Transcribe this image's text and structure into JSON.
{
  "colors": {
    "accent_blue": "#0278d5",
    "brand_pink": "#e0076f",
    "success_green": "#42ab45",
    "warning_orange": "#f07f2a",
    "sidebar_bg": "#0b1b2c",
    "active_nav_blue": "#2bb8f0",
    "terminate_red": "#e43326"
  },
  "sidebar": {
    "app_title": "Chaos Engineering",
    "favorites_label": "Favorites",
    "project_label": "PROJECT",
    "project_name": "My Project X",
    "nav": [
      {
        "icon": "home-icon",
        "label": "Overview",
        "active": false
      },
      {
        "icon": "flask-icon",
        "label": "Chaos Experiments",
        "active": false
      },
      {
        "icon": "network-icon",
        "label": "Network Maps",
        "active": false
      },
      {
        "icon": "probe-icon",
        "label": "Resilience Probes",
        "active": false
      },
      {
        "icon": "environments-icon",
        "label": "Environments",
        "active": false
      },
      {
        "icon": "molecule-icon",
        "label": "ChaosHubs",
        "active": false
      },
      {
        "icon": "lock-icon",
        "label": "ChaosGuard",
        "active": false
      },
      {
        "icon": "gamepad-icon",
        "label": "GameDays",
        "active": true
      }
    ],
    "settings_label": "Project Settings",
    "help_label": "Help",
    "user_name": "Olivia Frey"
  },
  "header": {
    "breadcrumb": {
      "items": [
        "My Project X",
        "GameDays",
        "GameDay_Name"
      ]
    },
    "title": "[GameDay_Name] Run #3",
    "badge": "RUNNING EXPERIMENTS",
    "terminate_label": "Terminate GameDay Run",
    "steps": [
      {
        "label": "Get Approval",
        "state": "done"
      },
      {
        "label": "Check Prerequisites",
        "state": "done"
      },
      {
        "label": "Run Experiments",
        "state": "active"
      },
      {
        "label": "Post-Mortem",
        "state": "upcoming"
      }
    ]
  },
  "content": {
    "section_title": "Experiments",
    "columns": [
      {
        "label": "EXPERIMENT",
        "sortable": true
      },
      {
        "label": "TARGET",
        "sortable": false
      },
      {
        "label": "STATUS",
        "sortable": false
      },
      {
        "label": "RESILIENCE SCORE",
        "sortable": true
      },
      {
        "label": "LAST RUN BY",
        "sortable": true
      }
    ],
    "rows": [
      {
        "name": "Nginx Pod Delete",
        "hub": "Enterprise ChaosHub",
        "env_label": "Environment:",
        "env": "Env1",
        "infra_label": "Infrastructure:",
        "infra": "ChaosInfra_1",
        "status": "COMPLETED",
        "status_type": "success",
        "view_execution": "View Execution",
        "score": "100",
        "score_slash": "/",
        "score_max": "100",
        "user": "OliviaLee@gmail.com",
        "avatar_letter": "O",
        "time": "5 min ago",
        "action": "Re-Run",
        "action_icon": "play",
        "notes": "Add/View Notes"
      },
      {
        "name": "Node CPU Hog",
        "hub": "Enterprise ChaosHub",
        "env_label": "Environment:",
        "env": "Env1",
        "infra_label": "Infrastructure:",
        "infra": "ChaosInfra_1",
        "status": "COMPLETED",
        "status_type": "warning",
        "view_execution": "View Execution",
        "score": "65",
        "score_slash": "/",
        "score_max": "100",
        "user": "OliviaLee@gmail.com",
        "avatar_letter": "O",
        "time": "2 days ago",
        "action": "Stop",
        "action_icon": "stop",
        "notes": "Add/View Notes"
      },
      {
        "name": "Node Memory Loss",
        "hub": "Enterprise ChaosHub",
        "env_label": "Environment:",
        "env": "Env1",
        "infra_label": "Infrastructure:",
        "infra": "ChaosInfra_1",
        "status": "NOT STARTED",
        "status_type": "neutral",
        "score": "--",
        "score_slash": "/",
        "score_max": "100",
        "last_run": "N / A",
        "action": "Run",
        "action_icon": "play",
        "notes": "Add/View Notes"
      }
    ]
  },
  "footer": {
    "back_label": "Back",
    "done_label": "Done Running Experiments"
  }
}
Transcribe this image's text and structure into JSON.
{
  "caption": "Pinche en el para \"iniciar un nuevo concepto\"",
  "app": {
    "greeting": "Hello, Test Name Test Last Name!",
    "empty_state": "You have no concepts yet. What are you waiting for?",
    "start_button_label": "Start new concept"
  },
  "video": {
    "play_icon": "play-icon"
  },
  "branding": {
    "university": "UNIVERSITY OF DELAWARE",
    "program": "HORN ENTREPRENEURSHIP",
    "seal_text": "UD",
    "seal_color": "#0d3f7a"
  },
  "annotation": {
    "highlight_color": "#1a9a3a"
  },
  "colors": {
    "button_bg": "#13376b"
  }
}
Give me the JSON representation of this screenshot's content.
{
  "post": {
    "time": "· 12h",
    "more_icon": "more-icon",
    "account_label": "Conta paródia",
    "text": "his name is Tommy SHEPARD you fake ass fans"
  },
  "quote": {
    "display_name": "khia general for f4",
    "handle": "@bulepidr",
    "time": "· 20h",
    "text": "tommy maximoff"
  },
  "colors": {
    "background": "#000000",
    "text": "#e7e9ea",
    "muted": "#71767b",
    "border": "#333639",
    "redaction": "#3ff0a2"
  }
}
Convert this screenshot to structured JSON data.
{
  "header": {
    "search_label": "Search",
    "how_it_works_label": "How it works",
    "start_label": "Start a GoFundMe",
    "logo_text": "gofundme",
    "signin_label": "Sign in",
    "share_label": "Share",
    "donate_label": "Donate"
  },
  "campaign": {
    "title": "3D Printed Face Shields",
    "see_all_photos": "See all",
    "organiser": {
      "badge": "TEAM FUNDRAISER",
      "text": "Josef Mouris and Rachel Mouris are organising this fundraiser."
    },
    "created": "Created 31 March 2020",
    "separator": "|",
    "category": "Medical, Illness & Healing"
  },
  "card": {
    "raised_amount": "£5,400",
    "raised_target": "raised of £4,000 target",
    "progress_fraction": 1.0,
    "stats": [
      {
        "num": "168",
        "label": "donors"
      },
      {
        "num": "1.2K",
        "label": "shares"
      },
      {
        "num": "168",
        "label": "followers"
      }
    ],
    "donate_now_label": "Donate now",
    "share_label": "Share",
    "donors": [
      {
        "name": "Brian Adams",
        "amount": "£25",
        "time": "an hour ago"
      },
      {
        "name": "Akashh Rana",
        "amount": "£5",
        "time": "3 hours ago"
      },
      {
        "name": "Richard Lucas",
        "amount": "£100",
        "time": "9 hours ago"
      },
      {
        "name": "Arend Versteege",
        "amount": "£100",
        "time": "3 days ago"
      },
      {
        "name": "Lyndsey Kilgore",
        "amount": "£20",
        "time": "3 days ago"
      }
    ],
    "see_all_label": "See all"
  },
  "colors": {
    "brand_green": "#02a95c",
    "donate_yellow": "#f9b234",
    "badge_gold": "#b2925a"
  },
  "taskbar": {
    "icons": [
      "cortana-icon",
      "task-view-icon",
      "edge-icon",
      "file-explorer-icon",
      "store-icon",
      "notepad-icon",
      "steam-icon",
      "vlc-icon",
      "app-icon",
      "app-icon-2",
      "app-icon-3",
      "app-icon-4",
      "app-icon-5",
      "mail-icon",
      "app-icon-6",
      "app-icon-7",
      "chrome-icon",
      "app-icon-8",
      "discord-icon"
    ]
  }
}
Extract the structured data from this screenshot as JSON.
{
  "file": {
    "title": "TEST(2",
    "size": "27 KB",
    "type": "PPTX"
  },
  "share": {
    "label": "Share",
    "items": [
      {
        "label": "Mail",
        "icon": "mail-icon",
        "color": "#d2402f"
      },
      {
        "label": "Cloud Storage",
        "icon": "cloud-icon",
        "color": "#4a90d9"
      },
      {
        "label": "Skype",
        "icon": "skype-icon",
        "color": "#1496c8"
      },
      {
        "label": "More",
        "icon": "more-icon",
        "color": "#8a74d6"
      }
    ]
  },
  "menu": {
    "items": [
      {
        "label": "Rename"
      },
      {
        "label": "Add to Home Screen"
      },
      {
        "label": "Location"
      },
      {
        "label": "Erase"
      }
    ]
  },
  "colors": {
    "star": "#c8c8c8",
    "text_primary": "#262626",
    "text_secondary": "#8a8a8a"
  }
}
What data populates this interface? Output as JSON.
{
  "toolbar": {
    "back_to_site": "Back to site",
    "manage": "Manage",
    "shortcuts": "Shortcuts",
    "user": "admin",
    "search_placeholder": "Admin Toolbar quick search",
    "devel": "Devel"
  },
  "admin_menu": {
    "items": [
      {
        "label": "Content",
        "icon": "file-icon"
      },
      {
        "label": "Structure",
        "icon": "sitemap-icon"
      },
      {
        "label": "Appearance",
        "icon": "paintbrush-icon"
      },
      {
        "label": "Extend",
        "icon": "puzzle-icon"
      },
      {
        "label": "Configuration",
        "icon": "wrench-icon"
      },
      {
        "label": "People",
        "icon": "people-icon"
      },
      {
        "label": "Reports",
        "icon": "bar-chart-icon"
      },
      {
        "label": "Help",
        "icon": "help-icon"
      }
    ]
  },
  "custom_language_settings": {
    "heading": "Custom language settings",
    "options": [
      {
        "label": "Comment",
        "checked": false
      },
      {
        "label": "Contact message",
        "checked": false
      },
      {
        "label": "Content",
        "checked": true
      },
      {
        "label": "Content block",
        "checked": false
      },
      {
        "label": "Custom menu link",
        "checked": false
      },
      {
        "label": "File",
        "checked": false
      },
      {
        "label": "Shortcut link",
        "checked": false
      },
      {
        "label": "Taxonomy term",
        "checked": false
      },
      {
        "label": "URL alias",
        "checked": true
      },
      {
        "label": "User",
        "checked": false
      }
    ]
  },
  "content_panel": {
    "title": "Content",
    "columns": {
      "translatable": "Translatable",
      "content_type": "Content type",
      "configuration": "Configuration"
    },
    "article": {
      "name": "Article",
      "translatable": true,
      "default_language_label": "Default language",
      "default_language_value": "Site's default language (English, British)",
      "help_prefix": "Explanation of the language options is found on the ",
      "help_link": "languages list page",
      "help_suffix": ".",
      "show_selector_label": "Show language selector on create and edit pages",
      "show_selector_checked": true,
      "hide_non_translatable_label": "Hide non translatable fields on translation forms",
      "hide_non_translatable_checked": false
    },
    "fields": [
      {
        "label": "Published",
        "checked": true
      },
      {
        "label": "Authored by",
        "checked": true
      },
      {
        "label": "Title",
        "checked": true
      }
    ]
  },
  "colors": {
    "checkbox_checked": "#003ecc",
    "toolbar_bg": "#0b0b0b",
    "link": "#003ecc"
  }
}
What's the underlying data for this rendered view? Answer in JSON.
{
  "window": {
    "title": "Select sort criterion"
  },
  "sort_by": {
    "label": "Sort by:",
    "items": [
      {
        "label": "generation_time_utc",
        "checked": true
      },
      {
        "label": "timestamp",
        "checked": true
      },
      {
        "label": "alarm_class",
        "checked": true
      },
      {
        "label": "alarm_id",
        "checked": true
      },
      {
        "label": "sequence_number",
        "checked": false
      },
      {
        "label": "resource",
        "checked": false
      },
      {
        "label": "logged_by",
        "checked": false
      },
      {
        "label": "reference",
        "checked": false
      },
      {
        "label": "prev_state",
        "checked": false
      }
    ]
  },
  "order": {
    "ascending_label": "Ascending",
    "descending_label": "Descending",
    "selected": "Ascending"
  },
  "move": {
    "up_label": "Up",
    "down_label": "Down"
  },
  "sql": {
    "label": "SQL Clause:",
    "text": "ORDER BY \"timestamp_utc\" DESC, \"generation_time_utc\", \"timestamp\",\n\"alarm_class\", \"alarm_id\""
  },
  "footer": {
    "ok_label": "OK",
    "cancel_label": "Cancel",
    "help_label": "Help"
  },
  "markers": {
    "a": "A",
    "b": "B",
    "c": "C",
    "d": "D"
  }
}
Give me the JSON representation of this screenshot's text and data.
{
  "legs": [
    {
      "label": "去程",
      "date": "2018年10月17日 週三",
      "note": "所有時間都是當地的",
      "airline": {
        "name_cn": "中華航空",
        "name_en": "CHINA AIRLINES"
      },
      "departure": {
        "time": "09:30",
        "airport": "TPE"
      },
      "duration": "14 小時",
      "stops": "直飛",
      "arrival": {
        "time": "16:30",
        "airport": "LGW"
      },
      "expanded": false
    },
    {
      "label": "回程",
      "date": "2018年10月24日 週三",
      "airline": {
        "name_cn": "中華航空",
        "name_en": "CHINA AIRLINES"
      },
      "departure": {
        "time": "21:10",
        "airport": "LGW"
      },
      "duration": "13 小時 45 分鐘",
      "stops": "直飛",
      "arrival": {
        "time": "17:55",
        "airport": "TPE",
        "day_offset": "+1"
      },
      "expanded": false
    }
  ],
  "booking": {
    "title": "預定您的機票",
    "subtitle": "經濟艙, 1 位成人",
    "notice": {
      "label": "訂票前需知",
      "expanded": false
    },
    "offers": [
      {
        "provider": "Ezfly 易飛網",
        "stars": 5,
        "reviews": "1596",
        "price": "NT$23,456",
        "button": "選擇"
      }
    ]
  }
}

----

**Exercise:** Extract from the data every line where "airport" shows up.

**The answer:**
        "airport": "TPE"
        "airport": "LGW"
        "airport": "LGW"
        "airport": "TPE",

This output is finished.